**Problem to work on:** Locate every line in the material below that has the word "this". Copy each of those lines.

(Dataset items)
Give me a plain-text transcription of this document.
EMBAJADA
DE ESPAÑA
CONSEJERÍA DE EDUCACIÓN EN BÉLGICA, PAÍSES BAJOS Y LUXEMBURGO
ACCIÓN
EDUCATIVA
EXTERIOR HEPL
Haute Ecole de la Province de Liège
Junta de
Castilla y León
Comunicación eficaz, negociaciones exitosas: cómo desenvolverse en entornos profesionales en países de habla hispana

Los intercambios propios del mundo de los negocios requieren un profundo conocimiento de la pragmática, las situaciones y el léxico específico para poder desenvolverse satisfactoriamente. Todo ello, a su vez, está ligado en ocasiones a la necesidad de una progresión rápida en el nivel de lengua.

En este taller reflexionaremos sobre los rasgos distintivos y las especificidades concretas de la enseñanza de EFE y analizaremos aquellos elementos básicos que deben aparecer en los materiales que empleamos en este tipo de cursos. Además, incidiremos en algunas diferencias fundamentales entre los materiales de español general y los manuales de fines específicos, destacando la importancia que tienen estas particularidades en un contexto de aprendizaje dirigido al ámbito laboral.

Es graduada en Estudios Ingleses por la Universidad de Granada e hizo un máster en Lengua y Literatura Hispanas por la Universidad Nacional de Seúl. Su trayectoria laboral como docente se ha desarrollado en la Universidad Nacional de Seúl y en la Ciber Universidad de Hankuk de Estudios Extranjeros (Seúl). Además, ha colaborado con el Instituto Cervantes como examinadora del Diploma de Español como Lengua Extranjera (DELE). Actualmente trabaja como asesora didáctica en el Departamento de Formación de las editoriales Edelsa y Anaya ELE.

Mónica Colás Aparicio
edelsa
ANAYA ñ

==

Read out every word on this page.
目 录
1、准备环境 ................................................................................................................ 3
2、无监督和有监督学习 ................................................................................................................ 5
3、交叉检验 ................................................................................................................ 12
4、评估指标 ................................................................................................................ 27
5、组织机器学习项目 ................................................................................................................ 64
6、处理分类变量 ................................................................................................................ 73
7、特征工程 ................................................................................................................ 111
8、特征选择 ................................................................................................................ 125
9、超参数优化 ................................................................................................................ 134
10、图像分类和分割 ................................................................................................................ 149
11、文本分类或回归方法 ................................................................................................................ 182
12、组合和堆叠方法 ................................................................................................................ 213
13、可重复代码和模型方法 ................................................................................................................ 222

**Solved exercise:**
Give me a plain-text transcription of this document.
Read out every word on this page.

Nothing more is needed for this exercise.